- [SHORT EXERCISE]
Write out each record again exactly as it stands.
************
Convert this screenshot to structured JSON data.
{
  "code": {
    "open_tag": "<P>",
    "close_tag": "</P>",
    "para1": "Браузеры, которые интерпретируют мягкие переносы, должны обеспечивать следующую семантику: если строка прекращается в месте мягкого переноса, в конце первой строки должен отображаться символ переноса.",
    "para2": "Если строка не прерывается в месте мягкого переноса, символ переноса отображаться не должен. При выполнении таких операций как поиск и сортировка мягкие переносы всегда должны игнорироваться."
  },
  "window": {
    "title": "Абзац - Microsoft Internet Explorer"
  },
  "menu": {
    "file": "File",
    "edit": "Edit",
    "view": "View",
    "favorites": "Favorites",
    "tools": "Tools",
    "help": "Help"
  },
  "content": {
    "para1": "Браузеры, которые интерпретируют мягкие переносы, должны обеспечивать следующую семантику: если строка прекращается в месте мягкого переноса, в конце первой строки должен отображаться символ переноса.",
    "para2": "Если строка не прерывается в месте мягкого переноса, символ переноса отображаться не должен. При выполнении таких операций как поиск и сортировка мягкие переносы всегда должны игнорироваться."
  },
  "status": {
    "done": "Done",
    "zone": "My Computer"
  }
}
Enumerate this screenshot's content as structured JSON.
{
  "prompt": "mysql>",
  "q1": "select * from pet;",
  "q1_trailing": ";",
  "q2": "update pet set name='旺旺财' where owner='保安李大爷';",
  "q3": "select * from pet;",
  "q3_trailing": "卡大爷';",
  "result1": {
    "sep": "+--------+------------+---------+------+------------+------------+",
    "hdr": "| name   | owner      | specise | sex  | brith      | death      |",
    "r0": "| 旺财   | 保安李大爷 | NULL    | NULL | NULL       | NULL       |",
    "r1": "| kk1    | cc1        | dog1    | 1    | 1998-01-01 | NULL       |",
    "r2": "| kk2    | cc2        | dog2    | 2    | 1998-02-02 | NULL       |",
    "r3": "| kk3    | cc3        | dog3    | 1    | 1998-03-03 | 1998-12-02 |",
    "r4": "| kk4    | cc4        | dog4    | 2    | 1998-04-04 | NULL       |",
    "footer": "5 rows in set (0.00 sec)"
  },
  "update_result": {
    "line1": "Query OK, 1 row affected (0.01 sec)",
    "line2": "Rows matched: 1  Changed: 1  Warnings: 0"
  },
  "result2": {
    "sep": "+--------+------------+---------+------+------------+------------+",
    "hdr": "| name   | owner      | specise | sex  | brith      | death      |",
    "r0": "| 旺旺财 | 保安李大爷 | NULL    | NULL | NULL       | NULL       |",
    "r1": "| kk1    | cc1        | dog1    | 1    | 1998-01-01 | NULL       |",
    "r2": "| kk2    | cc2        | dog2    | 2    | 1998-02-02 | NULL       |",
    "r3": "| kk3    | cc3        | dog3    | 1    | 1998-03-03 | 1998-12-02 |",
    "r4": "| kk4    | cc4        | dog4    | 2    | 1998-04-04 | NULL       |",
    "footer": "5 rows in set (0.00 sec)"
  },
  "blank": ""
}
************
- [REPLY TO THE EXERCISE]
Convert this screenshot to structured JSON data.
{
  "code": {
    "open_tag": "<P>",
    "close_tag": "</P>",
    "para1": "Браузеры, которые интерпретируют мягкие переносы, должны обеспечивать следующую семантику: если строка прекращается в месте мягкого переноса, в конце первой строки должен отображаться символ переноса.",
    "para2": "Если строка не прерывается в месте мягкого переноса, символ переноса отображаться не должен. При выполнении таких операций как поиск и сортировка мягкие переносы всегда должны игнорироваться."
  },
  "window": {
    "title": "Абзац - Microsoft Internet Explorer"
  },
  "menu": {
    "file": "File",
    "edit": "Edit",
    "view": "View",
    "favorites": "Favorites",
    "tools": "Tools",
    "help": "Help"
  },
  "content": {
    "para1": "Браузеры, которые интерпретируют мягкие переносы, должны обеспечивать следующую семантику: если строка прекращается в месте мягкого переноса, в конце первой строки должен отображаться символ переноса.",
    "para2": "Если строка не прерывается в месте мягкого переноса, символ переноса отображаться не должен. При выполнении таких операций как поиск и сортировка мягкие переносы всегда должны игнорироваться."
  },
  "status": {
    "done": "Done",
    "zone": "My Computer"
  }
}
Enumerate this screenshot's content as structured JSON.
{
  "prompt": "mysql>",
  "q1": "select * from pet;",
  "q1_trailing": ";",
  "q2": "update pet set name='旺旺财' where owner='保安李大爷';",
  "q3": "select * from pet;",
  "q3_trailing": "卡大爷';",
  "result1": {
    "sep": "+--------+------------+---------+------+------------+------------+",
    "hdr": "| name   | owner      | specise | sex  | brith      | death      |",
    "r0": "| 旺财   | 保安李大爷 | NULL    | NULL | NULL       | NULL       |",
    "r1": "| kk1    | cc1        | dog1    | 1    | 1998-01-01 | NULL       |",
    "r2": "| kk2    | cc2        | dog2    | 2    | 1998-02-02 | NULL       |",
    "r3": "| kk3    | cc3        | dog3    | 1    | 1998-03-03 | 1998-12-02 |",
    "r4": "| kk4    | cc4        | dog4    | 2    | 1998-04-04 | NULL       |",
    "footer": "5 rows in set (0.00 sec)"
  },
  "update_result": {
    "line1": "Query OK, 1 row affected (0.01 sec)",
    "line2": "Rows matched: 1  Changed: 1  Warnings: 0"
  },
  "result2": {
    "sep": "+--------+------------+---------+------+------------+------------+",
    "hdr": "| name   | owner      | specise | sex  | brith      | death      |",
    "r0": "| 旺旺财 | 保安李大爷 | NULL    | NULL | NULL       | NULL       |",
    "r1": "| kk1    | cc1        | dog1    | 1    | 1998-01-01 | NULL       |",
    "r2": "| kk2    | cc2        | dog2    | 2    | 1998-02-02 | NULL       |",
    "r3": "| kk3    | cc3        | dog3    | 1    | 1998-03-03 | 1998-12-02 |",
    "r4": "| kk4    | cc4        | dog4    | 2    | 1998-04-04 | NULL       |",
    "footer": "5 rows in set (0.00 sec)"
  },
  "blank": ""
}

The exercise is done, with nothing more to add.